**EXTRACTED MATERIAL:**
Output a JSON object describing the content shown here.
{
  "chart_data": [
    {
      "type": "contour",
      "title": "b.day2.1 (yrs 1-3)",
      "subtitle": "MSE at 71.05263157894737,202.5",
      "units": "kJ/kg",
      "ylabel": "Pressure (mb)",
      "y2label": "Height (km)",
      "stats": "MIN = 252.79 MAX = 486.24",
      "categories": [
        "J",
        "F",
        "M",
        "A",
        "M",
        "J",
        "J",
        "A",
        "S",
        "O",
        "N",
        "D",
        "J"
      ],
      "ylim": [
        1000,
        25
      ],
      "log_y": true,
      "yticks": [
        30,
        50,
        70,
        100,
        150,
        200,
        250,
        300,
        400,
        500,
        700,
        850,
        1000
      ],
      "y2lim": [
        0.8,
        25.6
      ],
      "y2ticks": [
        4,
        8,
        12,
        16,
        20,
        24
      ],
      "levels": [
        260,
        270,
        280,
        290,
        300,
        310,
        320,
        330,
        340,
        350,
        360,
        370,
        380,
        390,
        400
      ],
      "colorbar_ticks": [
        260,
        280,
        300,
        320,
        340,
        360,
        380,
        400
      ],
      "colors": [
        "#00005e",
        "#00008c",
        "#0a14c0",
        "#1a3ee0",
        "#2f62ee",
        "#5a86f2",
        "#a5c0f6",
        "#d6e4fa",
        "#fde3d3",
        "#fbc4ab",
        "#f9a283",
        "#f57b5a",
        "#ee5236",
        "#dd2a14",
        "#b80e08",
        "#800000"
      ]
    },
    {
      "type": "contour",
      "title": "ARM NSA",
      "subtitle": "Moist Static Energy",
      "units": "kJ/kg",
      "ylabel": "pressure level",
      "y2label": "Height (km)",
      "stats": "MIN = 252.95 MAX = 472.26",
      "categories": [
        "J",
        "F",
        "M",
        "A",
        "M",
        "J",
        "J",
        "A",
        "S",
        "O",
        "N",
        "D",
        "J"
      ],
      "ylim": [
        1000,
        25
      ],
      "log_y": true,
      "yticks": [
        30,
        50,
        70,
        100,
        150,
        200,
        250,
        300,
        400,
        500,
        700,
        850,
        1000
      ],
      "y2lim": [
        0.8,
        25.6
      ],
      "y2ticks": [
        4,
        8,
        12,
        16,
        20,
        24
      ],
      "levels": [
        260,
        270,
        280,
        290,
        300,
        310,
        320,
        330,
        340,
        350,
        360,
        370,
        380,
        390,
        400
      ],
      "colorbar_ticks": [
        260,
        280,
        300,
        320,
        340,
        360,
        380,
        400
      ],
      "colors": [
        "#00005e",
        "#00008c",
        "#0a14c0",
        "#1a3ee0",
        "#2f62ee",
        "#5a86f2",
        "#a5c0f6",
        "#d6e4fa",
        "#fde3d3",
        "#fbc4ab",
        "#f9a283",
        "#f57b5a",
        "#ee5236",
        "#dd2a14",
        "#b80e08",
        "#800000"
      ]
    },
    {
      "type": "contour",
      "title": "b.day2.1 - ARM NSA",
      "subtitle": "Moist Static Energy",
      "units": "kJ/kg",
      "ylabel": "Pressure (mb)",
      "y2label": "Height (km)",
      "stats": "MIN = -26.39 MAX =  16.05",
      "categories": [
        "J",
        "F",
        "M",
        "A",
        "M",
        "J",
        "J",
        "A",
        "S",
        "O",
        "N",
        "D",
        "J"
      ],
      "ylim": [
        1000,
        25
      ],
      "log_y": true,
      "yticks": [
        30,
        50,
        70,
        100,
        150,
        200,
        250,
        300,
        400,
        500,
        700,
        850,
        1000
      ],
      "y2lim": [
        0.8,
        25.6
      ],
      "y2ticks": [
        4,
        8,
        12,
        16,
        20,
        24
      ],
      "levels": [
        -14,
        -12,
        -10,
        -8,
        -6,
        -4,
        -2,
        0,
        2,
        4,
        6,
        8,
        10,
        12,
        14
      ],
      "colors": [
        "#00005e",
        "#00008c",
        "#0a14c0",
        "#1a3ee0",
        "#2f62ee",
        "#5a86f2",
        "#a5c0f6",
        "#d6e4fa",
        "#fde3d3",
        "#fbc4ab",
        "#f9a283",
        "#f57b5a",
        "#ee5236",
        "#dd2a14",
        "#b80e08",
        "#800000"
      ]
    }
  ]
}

**WORK TO BE COMPLETED:** Every entry should be printed again exactly as written.

**RESULT OF THIS EXERCISE:**
Output a JSON object describing the content shown here.
{
  "chart_data": [
    {
      "type": "contour",
      "title": "b.day2.1 (yrs 1-3)",
      "subtitle": "MSE at 71.05263157894737,202.5",
      "units": "kJ/kg",
      "ylabel": "Pressure (mb)",
      "y2label": "Height (km)",
      "stats": "MIN = 252.79 MAX = 486.24",
      "categories": [
        "J",
        "F",
        "M",
        "A",
        "M",
        "J",
        "J",
        "A",
        "S",
        "O",
        "N",
        "D",
        "J"
      ],
      "ylim": [
        1000,
        25
      ],
      "log_y": true,
      "yticks": [
        30,
        50,
        70,
        100,
        150,
        200,
        250,
        300,
        400,
        500,
        700,
        850,
        1000
      ],
      "y2lim": [
        0.8,
        25.6
      ],
      "y2ticks": [
        4,
        8,
        12,
        16,
        20,
        24
      ],
      "levels": [
        260,
        270,
        280,
        290,
        300,
        310,
        320,
        330,
        340,
        350,
        360,
        370,
        380,
        390,
        400
      ],
      "colorbar_ticks": [
        260,
        280,
        300,
        320,
        340,
        360,
        380,
        400
      ],
      "colors": [
        "#00005e",
        "#00008c",
        "#0a14c0",
        "#1a3ee0",
        "#2f62ee",
        "#5a86f2",
        "#a5c0f6",
        "#d6e4fa",
        "#fde3d3",
        "#fbc4ab",
        "#f9a283",
        "#f57b5a",
        "#ee5236",
        "#dd2a14",
        "#b80e08",
        "#800000"
      ]
    },
    {
      "type": "contour",
      "title": "ARM NSA",
      "subtitle": "Moist Static Energy",
      "units": "kJ/kg",
      "ylabel": "pressure level",
      "y2label": "Height (km)",
      "stats": "MIN = 252.95 MAX = 472.26",
      "categories": [
        "J",
        "F",
        "M",
        "A",
        "M",
        "J",
        "J",
        "A",
        "S",
        "O",
        "N",
        "D",
        "J"
      ],
      "ylim": [
        1000,
        25
      ],
      "log_y": true,
      "yticks": [
        30,
        50,
        70,
        100,
        150,
        200,
        250,
        300,
        400,
        500,
        700,
        850,
        1000
      ],
      "y2lim": [
        0.8,
        25.6
      ],
      "y2ticks": [
        4,
        8,
        12,
        16,
        20,
        24
      ],
      "levels": [
        260,
        270,
        280,
        290,
        300,
        310,
        320,
        330,
        340,
        350,
        360,
        370,
        380,
        390,
        400
      ],
      "colorbar_ticks": [
        260,
        280,
        300,
        320,
        340,
        360,
        380,
        400
      ],
      "colors": [
        "#00005e",
        "#00008c",
        "#0a14c0",
        "#1a3ee0",
        "#2f62ee",
        "#5a86f2",
        "#a5c0f6",
        "#d6e4fa",
        "#fde3d3",
        "#fbc4ab",
        "#f9a283",
        "#f57b5a",
        "#ee5236",
        "#dd2a14",
        "#b80e08",
        "#800000"
      ]
    },
    {
      "type": "contour",
      "title": "b.day2.1 - ARM NSA",
      "subtitle": "Moist Static Energy",
      "units": "kJ/kg",
      "ylabel": "Pressure (mb)",
      "y2label": "Height (km)",
      "stats": "MIN = -26.39 MAX =  16.05",
      "categories": [
        "J",
        "F",
        "M",
        "A",
        "M",
        "J",
        "J",
        "A",
        "S",
        "O",
        "N",
        "D",
        "J"
      ],
      "ylim": [
        1000,
        25
      ],
      "log_y": true,
      "yticks": [
        30,
        50,
        70,
        100,
        150,
        200,
        250,
        300,
        400,
        500,
        700,
        850,
        1000
      ],
      "y2lim": [
        0.8,
        25.6
      ],
      "y2ticks": [
        4,
        8,
        12,
        16,
        20,
        24
      ],
      "levels": [
        -14,
        -12,
        -10,
        -8,
        -6,
        -4,
        -2,
        0,
        2,
        4,
        6,
        8,
        10,
        12,
        14
      ],
      "colors": [
        "#00005e",
        "#00008c",
        "#0a14c0",
        "#1a3ee0",
        "#2f62ee",
        "#5a86f2",
        "#a5c0f6",
        "#d6e4fa",
        "#fde3d3",
        "#fbc4ab",
        "#f9a283",
        "#f57b5a",
        "#ee5236",
        "#dd2a14",
        "#b80e08",
        "#800000"
      ]
    }
  ]
}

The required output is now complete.